*TASK INSTRUCTIONS*. Look over the material for the string "hypothyroïdie". Copy every line where it turns up.

*PROVIDED INFORMATION*.
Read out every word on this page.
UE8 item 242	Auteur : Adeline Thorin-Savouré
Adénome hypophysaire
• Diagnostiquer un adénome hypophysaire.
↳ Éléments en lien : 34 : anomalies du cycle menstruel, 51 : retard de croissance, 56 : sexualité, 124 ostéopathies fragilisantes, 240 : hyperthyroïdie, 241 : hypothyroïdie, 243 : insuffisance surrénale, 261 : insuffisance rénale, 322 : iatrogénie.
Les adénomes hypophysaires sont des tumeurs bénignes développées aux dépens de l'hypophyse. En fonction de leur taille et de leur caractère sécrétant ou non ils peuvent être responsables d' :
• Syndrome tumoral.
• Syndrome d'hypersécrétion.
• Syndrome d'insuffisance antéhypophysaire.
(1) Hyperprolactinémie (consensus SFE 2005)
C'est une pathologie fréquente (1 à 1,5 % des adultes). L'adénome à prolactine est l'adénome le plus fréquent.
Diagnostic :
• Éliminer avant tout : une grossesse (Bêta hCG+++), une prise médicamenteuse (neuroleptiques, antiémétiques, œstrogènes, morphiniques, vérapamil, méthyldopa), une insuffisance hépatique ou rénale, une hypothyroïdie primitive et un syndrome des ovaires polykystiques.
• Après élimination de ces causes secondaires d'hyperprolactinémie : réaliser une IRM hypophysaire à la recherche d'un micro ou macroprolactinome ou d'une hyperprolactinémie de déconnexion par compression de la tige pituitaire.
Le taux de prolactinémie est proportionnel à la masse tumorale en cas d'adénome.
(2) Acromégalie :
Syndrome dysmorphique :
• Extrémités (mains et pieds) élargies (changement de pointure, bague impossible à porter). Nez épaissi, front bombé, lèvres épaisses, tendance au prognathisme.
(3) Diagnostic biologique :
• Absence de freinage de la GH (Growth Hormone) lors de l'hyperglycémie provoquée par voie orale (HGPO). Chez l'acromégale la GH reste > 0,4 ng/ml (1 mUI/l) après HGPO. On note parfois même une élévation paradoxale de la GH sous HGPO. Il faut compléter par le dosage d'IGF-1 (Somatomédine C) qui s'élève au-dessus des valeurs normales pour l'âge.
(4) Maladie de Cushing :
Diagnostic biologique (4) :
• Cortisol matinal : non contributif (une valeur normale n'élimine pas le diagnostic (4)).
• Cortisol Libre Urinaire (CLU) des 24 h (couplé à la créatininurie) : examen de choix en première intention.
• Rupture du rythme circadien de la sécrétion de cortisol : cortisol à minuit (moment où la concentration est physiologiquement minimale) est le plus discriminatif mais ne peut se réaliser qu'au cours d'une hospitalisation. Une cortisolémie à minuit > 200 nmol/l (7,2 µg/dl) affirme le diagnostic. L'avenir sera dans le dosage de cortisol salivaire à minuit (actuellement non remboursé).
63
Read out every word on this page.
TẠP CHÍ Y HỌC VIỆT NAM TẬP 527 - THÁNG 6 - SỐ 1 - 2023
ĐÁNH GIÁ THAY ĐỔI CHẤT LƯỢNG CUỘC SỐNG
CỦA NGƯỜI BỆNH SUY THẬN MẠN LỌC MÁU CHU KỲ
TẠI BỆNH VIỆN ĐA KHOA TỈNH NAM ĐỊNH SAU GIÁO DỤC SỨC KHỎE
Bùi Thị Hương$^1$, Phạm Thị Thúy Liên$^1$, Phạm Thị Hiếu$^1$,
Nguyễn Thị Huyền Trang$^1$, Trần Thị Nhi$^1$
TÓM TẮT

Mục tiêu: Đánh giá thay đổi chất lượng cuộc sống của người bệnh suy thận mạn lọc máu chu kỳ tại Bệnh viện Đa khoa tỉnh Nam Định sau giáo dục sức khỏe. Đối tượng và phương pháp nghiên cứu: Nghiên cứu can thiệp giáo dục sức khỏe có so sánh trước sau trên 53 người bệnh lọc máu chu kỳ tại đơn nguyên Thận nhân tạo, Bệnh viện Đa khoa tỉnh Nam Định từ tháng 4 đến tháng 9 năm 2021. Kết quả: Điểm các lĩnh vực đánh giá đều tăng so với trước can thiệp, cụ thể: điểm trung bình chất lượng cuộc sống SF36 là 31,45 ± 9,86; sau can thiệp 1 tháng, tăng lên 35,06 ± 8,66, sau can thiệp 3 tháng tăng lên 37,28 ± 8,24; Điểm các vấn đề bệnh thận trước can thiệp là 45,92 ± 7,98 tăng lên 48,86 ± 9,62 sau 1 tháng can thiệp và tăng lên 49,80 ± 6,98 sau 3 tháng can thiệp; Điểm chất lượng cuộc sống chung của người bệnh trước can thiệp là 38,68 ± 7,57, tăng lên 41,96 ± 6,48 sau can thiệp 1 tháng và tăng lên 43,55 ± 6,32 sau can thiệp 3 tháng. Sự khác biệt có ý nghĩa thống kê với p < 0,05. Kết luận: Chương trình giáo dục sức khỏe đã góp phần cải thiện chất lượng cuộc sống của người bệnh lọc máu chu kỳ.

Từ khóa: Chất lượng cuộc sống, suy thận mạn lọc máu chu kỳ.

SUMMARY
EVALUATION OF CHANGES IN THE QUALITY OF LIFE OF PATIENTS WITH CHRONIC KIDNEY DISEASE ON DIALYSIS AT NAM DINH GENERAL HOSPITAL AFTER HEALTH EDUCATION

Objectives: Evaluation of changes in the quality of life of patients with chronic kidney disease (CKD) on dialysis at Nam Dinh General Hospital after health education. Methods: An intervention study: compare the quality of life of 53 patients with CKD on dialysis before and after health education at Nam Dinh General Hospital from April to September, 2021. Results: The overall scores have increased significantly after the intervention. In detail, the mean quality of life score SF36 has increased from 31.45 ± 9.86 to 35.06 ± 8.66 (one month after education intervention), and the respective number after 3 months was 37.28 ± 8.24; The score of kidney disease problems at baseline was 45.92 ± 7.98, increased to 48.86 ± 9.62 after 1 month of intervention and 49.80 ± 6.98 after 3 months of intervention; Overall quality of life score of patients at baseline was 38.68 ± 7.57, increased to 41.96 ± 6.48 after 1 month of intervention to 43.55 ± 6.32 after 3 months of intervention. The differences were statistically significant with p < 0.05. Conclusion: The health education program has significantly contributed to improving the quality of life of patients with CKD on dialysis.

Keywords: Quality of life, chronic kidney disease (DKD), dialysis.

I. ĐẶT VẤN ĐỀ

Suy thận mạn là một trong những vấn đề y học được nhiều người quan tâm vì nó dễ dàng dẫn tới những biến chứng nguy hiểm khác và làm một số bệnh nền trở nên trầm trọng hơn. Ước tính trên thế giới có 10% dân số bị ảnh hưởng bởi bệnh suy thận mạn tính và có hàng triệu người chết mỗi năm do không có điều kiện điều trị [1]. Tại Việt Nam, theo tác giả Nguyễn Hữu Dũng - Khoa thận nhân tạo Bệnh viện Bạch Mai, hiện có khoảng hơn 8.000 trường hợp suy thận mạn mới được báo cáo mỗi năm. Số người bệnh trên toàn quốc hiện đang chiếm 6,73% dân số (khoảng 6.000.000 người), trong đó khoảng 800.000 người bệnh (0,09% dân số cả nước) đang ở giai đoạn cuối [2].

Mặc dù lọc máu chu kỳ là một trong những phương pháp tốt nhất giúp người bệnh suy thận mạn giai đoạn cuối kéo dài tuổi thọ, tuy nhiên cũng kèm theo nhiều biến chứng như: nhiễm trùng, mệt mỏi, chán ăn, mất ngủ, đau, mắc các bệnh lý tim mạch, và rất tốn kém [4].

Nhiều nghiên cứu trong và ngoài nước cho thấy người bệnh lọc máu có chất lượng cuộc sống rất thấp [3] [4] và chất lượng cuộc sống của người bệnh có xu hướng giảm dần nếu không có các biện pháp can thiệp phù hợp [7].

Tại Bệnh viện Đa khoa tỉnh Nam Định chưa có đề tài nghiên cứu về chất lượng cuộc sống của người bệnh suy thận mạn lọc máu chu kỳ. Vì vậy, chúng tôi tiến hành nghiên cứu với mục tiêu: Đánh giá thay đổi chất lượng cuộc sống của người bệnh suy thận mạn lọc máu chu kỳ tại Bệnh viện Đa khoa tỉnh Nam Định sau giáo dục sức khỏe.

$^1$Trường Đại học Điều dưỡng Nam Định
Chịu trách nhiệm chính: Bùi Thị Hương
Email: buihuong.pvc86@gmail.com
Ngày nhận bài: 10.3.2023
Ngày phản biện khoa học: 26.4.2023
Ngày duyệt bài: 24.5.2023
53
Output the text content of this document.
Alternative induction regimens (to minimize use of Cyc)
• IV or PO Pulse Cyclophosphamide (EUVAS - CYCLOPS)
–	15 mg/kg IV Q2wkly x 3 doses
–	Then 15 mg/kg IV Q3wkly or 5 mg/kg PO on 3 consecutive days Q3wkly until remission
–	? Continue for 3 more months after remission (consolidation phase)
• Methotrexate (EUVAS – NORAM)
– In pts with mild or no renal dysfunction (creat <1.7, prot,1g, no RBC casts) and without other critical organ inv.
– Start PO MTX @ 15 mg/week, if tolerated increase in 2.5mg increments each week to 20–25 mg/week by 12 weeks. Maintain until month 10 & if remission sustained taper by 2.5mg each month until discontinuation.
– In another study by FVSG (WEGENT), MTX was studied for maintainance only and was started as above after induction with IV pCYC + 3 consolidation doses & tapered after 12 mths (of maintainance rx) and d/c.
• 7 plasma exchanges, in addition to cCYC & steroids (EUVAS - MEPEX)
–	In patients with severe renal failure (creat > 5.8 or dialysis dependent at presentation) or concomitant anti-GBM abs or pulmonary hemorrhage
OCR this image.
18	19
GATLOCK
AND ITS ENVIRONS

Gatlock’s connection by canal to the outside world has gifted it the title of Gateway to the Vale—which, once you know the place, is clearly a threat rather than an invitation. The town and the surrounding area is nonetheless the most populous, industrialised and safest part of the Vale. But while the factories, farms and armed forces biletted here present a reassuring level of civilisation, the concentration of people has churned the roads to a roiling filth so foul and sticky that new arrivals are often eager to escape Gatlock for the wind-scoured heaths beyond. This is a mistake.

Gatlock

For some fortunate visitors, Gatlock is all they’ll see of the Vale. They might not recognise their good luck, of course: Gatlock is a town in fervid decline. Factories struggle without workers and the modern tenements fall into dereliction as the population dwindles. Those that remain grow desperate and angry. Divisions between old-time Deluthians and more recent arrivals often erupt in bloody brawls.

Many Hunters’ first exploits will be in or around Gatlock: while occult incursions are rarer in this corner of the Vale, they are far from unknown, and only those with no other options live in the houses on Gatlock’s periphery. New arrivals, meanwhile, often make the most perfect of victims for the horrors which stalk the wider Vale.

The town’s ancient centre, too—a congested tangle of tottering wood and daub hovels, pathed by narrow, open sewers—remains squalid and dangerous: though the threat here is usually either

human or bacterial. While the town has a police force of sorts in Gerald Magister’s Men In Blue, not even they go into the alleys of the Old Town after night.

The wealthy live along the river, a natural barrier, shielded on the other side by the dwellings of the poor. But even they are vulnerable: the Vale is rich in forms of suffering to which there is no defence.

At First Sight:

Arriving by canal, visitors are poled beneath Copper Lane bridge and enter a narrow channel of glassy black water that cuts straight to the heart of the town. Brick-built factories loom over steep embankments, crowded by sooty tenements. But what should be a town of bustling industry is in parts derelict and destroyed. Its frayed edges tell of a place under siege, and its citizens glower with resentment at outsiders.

*ANSWER BOX*.
↳ Éléments en lien : 34 : anomalies du cycle menstruel, 51 : retard de croissance, 56 : sexualité, 124 ostéopathies fragilisantes, 240 : hyperthyroïdie, 241 : hypothyroïdie, 243 : insuffisance surrénale, 261 : insuffisance rénale, 322 : iatrogénie.
• Éliminer avant tout : une grossesse (Bêta hCG+++), une prise médicamenteuse (neuroleptiques, antiémétiques, œstrogènes, morphiniques, vérapamil, méthyldopa), une insuffisance hépatique ou rénale, une hypothyroïdie primitive et un syndrome des ovaires polykystiques.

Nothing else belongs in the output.